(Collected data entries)
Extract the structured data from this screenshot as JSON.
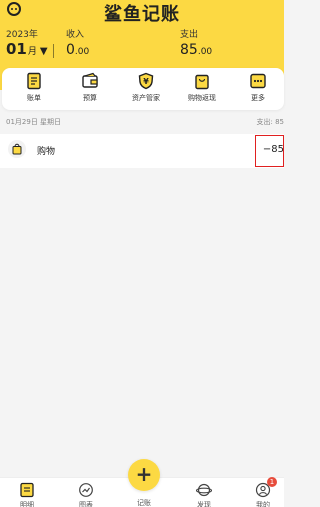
{
  "app": {
    "title": "鲨鱼记账",
    "accent_color": "#fcd943"
  },
  "header": {
    "year": "2023年",
    "month": "01",
    "month_suffix": "月",
    "caret": "▼",
    "income_label": "收入",
    "income_int": "0",
    "income_dec": ".00",
    "expense_label": "支出",
    "expense_int": "85",
    "expense_dec": ".00"
  },
  "toolbar": {
    "items": [
      {
        "label": "账单",
        "icon": "bill-icon"
      },
      {
        "label": "预算",
        "icon": "budget-icon"
      },
      {
        "label": "资产管家",
        "icon": "asset-shield-icon"
      },
      {
        "label": "购物返现",
        "icon": "shopping-bag-icon"
      },
      {
        "label": "更多",
        "icon": "more-icon"
      }
    ]
  },
  "records": {
    "date": "01月29日 星期日",
    "day_total": "支出: 85",
    "items": [
      {
        "category": "购物",
        "icon": "shopping-bag-icon",
        "amount": "−85"
      }
    ]
  },
  "tabbar": {
    "items": [
      {
        "label": "明细",
        "icon": "detail-icon"
      },
      {
        "label": "图表",
        "icon": "chart-icon"
      },
      {
        "label": "记账",
        "icon": "plus-icon"
      },
      {
        "label": "发现",
        "icon": "discover-icon"
      },
      {
        "label": "我的",
        "icon": "profile-icon"
      }
    ],
    "notification_count": "1"
  }
}
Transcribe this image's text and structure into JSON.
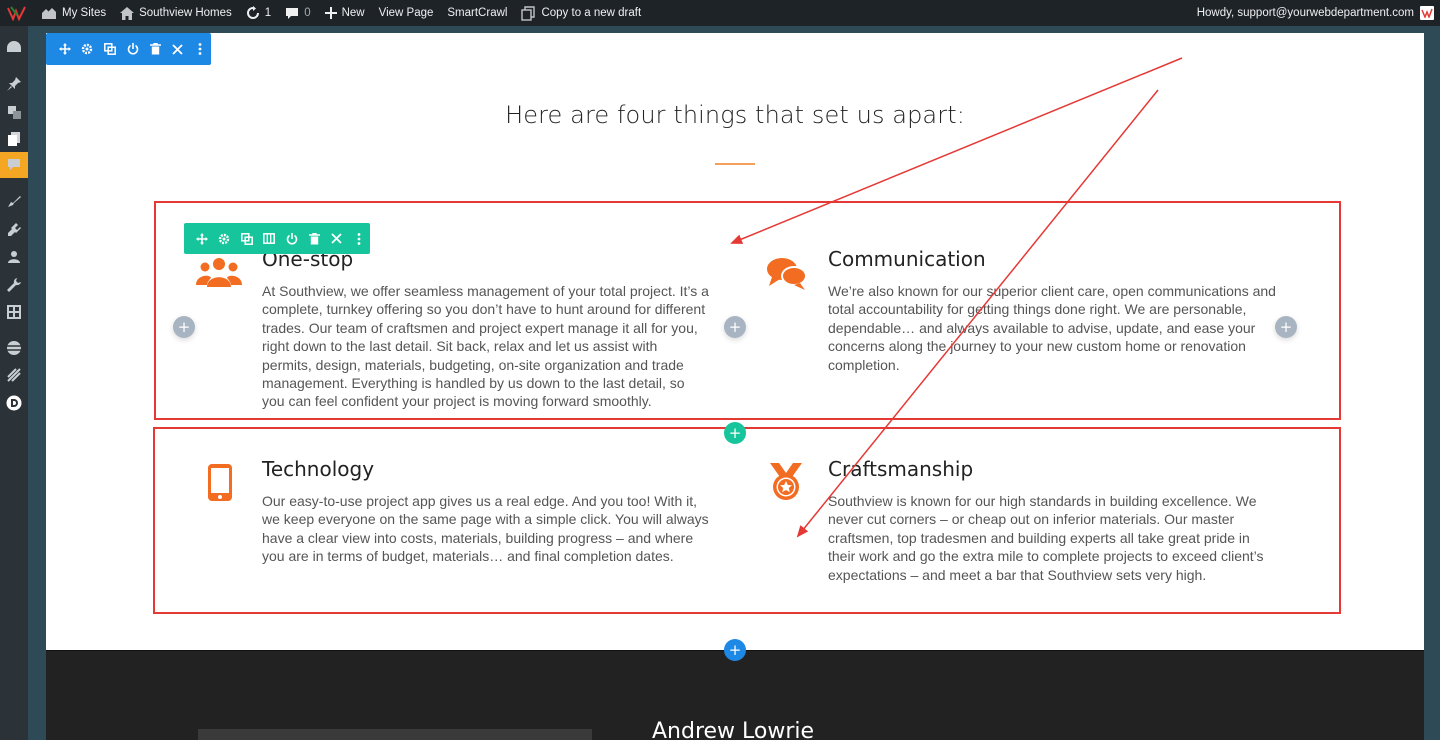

■ **Exercise objective**:
Make an exact copy of the listing above. Do not include the pictures.

■ **Response to the task**:
Extract the structured data from this screenshot as JSON.
{
  "app": {
    "title": "鲨鱼记账",
    "accent_color": "#fcd943"
  },
  "header": {
    "year": "2023年",
    "month": "01",
    "month_suffix": "月",
    "caret": "▼",
    "income_label": "收入",
    "income_int": "0",
    "income_dec": ".00",
    "expense_label": "支出",
    "expense_int": "85",
    "expense_dec": ".00"
  },
  "toolbar": {
    "items": [
      {
        "label": "账单",
        "icon": "bill-icon"
      },
      {
        "label": "预算",
        "icon": "budget-icon"
      },
      {
        "label": "资产管家",
        "icon": "asset-shield-icon"
      },
      {
        "label": "购物返现",
        "icon": "shopping-bag-icon"
      },
      {
        "label": "更多",
        "icon": "more-icon"
      }
    ]
  },
  "records": {
    "date": "01月29日 星期日",
    "day_total": "支出: 85",
    "items": [
      {
        "category": "购物",
        "icon": "shopping-bag-icon",
        "amount": "−85"
      }
    ]
  },
  "tabbar": {
    "items": [
      {
        "label": "明细",
        "icon": "detail-icon"
      },
      {
        "label": "图表",
        "icon": "chart-icon"
      },
      {
        "label": "记账",
        "icon": "plus-icon"
      },
      {
        "label": "发现",
        "icon": "discover-icon"
      },
      {
        "label": "我的",
        "icon": "profile-icon"
      }
    ],
    "notification_count": "1"
  }
}
Transcribe this image's text and structure into JSON.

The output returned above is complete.